▶ [PROMPT] Set down all of the data that follows word for word, without the images.

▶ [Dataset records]
┄┄┄┄┄┄┄┄┄┄┄┄┄┄┄┄┄┄┄┄

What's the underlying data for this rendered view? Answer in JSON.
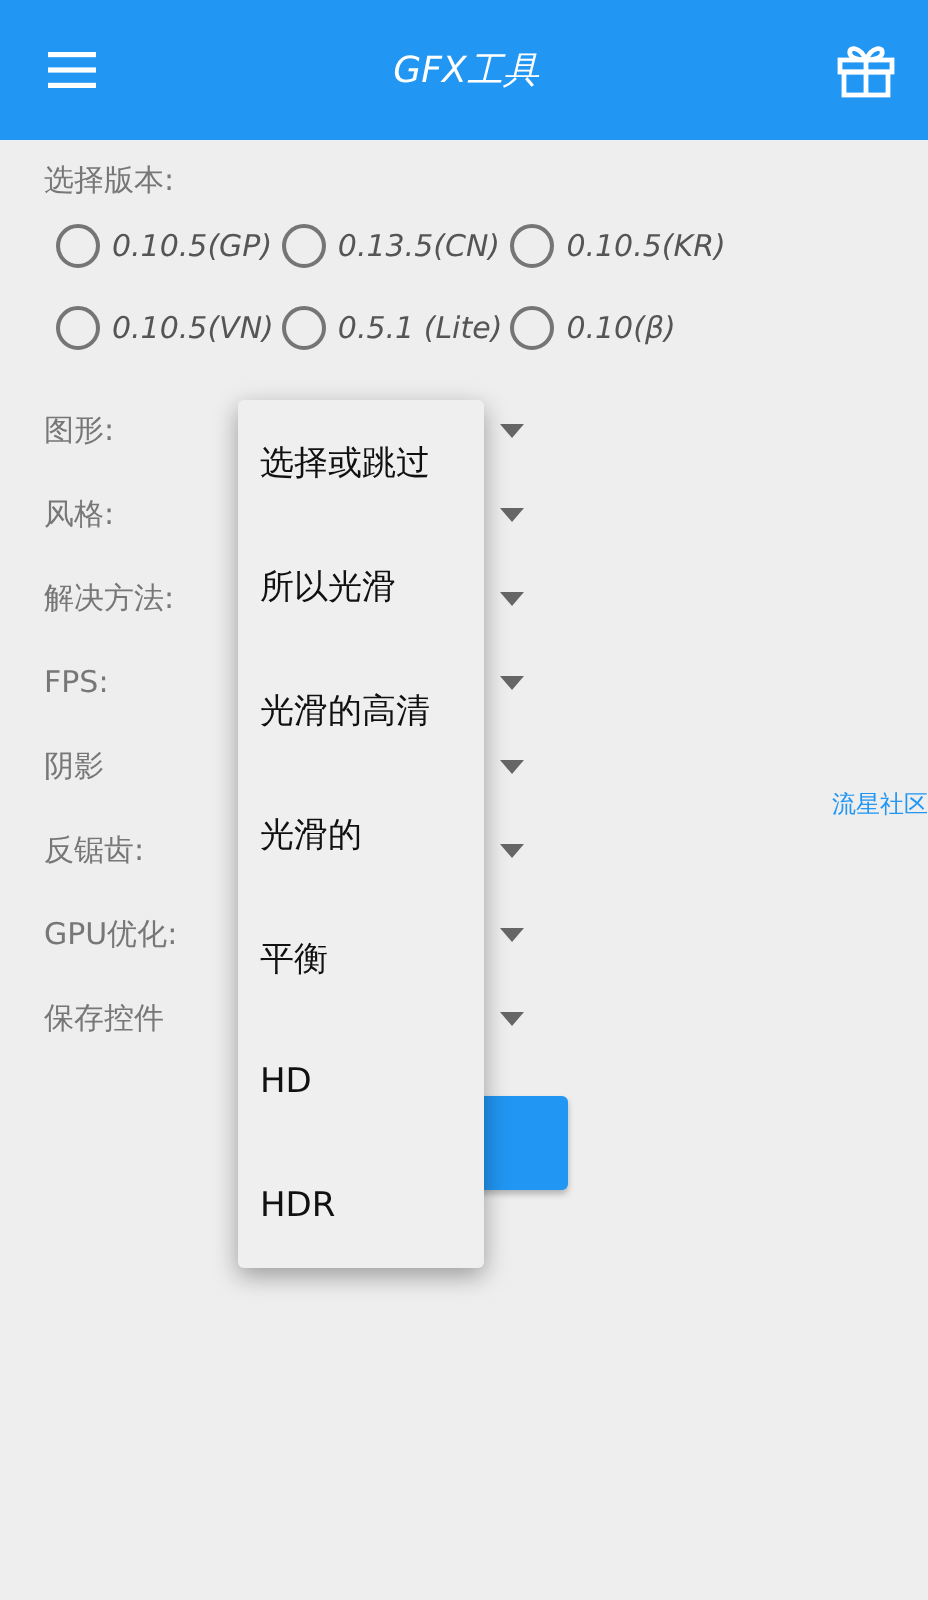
{
  "toolbar": {
    "title": "GFX工具"
  },
  "version": {
    "label": "选择版本:",
    "options": [
      {
        "label": "0.10.5(GP)",
        "selected": false
      },
      {
        "label": "0.13.5(CN)",
        "selected": false
      },
      {
        "label": "0.10.5(KR)",
        "selected": false
      },
      {
        "label": "0.10.5(VN)",
        "selected": false
      },
      {
        "label": "0.5.1 (Lite)",
        "selected": false
      },
      {
        "label": "0.10(β)",
        "selected": false
      }
    ]
  },
  "settings": [
    {
      "label": "图形:"
    },
    {
      "label": "风格:"
    },
    {
      "label": "解决方法:"
    },
    {
      "label": "FPS:"
    },
    {
      "label": "阴影"
    },
    {
      "label": "反锯齿:"
    },
    {
      "label": "GPU优化:"
    },
    {
      "label": "保存控件"
    }
  ],
  "community_link": "流星社区",
  "dropdown_menu": {
    "items": [
      {
        "label": "选择或跳过"
      },
      {
        "label": "所以光滑"
      },
      {
        "label": "光滑的高清"
      },
      {
        "label": "光滑的"
      },
      {
        "label": "平衡"
      },
      {
        "label": "HD"
      },
      {
        "label": "HDR"
      }
    ]
  }
}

┄┄┄┄┄┄┄┄┄┄┄┄┄┄┄┄┄┄┄┄

▶ [TASK RESPONSE]
What's the underlying data for this rendered view? Answer in JSON.
{
  "toolbar": {
    "title": "GFX工具"
  },
  "version": {
    "label": "选择版本:",
    "options": [
      {
        "label": "0.10.5(GP)",
        "selected": false
      },
      {
        "label": "0.13.5(CN)",
        "selected": false
      },
      {
        "label": "0.10.5(KR)",
        "selected": false
      },
      {
        "label": "0.10.5(VN)",
        "selected": false
      },
      {
        "label": "0.5.1 (Lite)",
        "selected": false
      },
      {
        "label": "0.10(β)",
        "selected": false
      }
    ]
  },
  "settings": [
    {
      "label": "图形:"
    },
    {
      "label": "风格:"
    },
    {
      "label": "解决方法:"
    },
    {
      "label": "FPS:"
    },
    {
      "label": "阴影"
    },
    {
      "label": "反锯齿:"
    },
    {
      "label": "GPU优化:"
    },
    {
      "label": "保存控件"
    }
  ],
  "community_link": "流星社区",
  "dropdown_menu": {
    "items": [
      {
        "label": "选择或跳过"
      },
      {
        "label": "所以光滑"
      },
      {
        "label": "光滑的高清"
      },
      {
        "label": "光滑的"
      },
      {
        "label": "平衡"
      },
      {
        "label": "HD"
      },
      {
        "label": "HDR"
      }
    ]
  }
}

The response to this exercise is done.